» Given request
The listing must be reproduced in full, exactly as it stands.

[Dataset entries]
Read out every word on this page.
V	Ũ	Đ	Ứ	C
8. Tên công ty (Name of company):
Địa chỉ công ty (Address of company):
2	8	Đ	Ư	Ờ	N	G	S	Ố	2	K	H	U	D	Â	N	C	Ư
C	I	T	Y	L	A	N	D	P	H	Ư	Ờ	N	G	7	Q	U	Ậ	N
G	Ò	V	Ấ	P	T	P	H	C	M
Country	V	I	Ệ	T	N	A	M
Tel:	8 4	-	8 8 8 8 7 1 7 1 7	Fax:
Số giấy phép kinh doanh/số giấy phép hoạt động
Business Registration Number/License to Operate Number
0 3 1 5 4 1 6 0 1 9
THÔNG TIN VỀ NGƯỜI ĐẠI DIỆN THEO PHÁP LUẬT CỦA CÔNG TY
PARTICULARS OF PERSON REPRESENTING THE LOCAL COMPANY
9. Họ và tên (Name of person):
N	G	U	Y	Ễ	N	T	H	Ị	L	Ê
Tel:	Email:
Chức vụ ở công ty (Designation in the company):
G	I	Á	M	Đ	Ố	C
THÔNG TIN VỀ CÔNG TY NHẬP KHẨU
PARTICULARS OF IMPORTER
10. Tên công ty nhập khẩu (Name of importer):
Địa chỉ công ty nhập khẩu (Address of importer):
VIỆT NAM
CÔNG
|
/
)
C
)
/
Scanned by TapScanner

» Problem solution
Read out every word on this page.
V	Ũ	Đ	Ứ	C
8. Tên công ty (Name of company):
Địa chỉ công ty (Address of company):
2	8	Đ	Ư	Ờ	N	G	S	Ố	2	K	H	U	D	Â	N	C	Ư
C	I	T	Y	L	A	N	D	P	H	Ư	Ờ	N	G	7	Q	U	Ậ	N
G	Ò	V	Ấ	P	T	P	H	C	M
Country	V	I	Ệ	T	N	A	M
Tel:	8 4	-	8 8 8 8 7 1 7 1 7	Fax:
Số giấy phép kinh doanh/số giấy phép hoạt động
Business Registration Number/License to Operate Number
0 3 1 5 4 1 6 0 1 9
THÔNG TIN VỀ NGƯỜI ĐẠI DIỆN THEO PHÁP LUẬT CỦA CÔNG TY
PARTICULARS OF PERSON REPRESENTING THE LOCAL COMPANY
9. Họ và tên (Name of person):
N	G	U	Y	Ễ	N	T	H	Ị	L	Ê
Tel:	Email:
Chức vụ ở công ty (Designation in the company):
G	I	Á	M	Đ	Ố	C
THÔNG TIN VỀ CÔNG TY NHẬP KHẨU
PARTICULARS OF IMPORTER
10. Tên công ty nhập khẩu (Name of importer):
Địa chỉ công ty nhập khẩu (Address of importer):
VIỆT NAM
CÔNG
|
/
)
C
)
/
Scanned by TapScanner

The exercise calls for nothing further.